EXERCISE AIM
Only the pictures are to be left out; set down the rest of the records exactly.

MATERIALS PROVIDED
━━━━━━━━

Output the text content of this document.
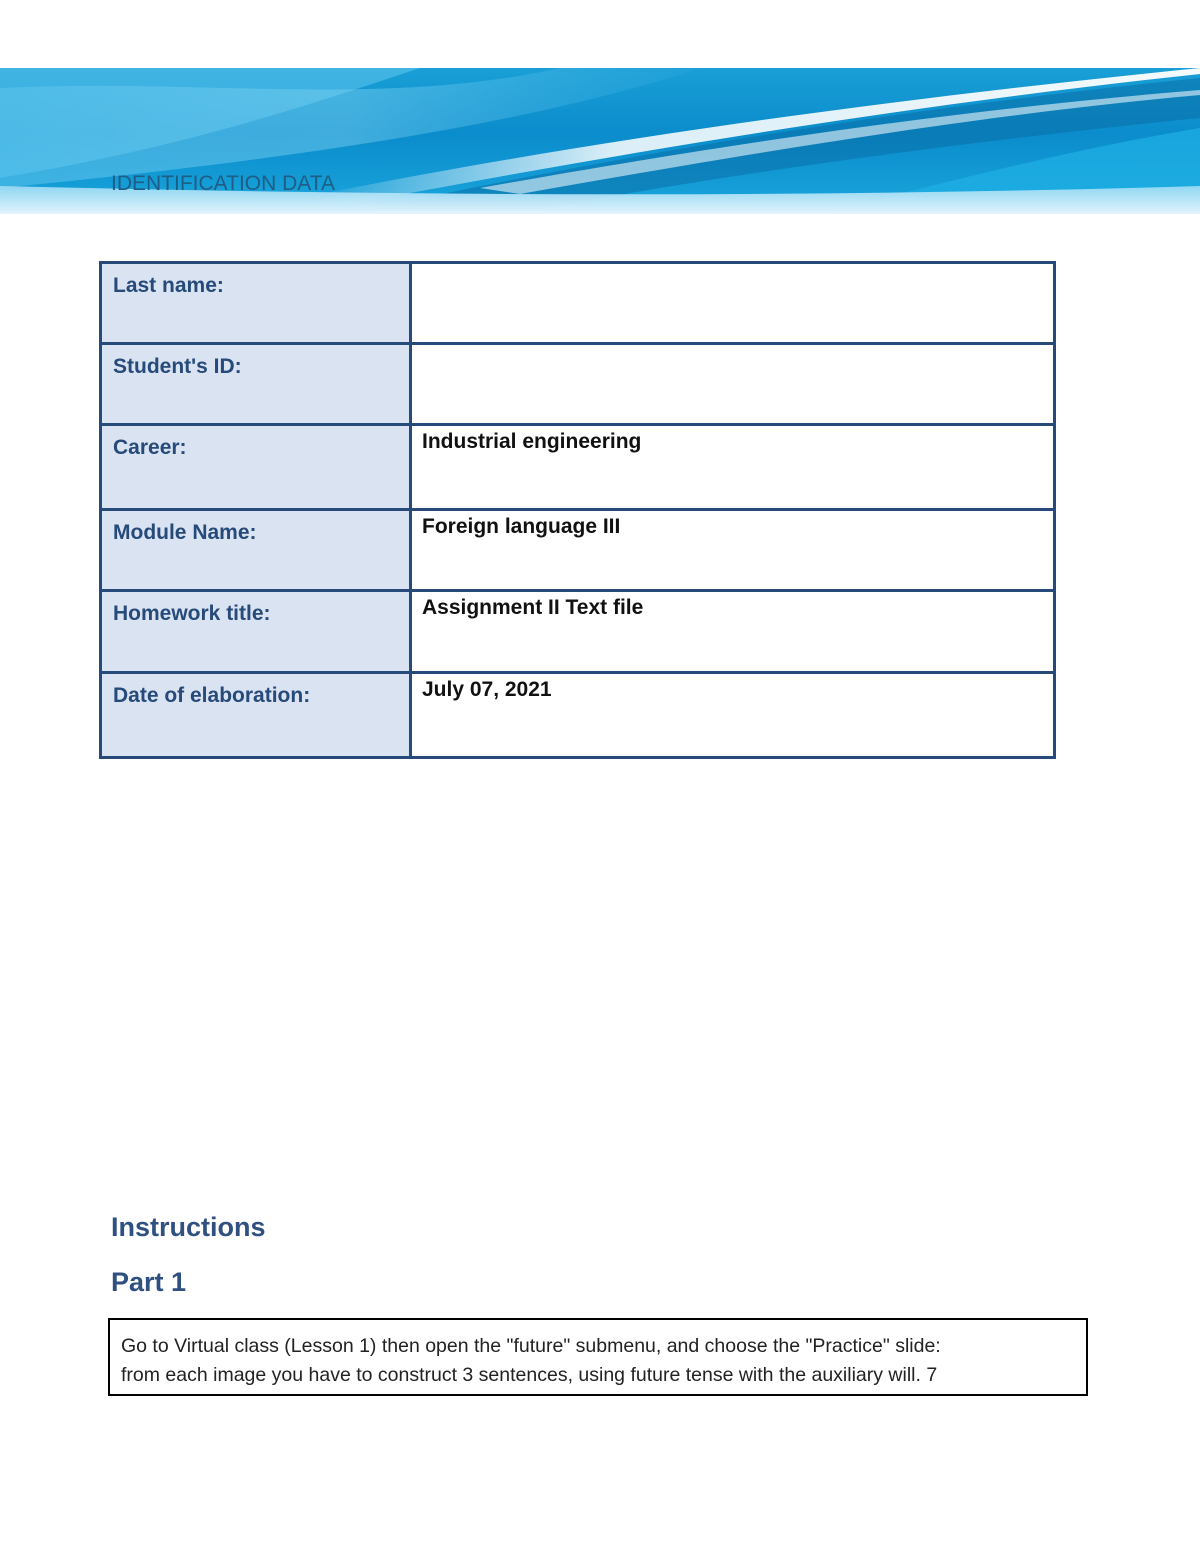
IDENTIFICATION DATA
Last name:	
Student's ID:	
Career:	Industrial engineering
Module Name:	Foreign language III
Homework title:	Assignment II Text file
Date of elaboration:	July 07, 2021
Instructions
Part 1

Go to Virtual class (Lesson 1) then open the "future" submenu, and choose the "Practice" slide:

from each image you have to construct 3 sentences, using future tense with the auxiliary will. 7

━━━━━━━━

FULL RESPONSE
Output the text content of this document.
IDENTIFICATION DATA
Last name:	
Student's ID:	
Career:	Industrial engineering
Module Name:	Foreign language III
Homework title:	Assignment II Text file
Date of elaboration:	July 07, 2021
Instructions
Part 1

Go to Virtual class (Lesson 1) then open the "future" submenu, and choose the "Practice" slide:

from each image you have to construct 3 sentences, using future tense with the auxiliary will. 7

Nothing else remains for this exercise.